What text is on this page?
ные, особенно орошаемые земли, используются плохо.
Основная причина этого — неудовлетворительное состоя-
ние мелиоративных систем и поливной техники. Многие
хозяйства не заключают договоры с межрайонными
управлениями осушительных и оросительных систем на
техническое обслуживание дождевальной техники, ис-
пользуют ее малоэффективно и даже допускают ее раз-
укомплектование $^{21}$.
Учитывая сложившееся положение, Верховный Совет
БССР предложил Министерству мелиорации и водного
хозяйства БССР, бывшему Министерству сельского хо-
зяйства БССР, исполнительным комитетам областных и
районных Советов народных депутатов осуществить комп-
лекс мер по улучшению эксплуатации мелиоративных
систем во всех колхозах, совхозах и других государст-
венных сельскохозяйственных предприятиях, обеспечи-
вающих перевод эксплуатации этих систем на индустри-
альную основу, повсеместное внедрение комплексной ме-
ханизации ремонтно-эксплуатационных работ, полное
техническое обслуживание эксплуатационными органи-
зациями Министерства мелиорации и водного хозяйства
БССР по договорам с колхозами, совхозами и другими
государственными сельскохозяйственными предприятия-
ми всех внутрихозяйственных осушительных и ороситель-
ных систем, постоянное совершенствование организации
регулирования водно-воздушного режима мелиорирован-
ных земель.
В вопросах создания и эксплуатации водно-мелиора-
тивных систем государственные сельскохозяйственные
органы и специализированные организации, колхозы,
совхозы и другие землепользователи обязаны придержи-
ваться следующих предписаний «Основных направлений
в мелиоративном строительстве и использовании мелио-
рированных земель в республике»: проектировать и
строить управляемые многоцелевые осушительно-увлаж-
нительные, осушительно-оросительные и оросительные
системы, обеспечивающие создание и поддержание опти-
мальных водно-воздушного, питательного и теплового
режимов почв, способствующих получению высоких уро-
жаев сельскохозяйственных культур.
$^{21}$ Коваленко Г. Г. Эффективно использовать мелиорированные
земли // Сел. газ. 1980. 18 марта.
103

· · ·

◆ YOUR INSTRUCTIONS: Find each line holding the word "всех" and copy it.

◆ TASK OUTPUT:
систем во всех колхозах, совхозах и других государст-
ми всех внутрихозяйственных осушительных и ороситель-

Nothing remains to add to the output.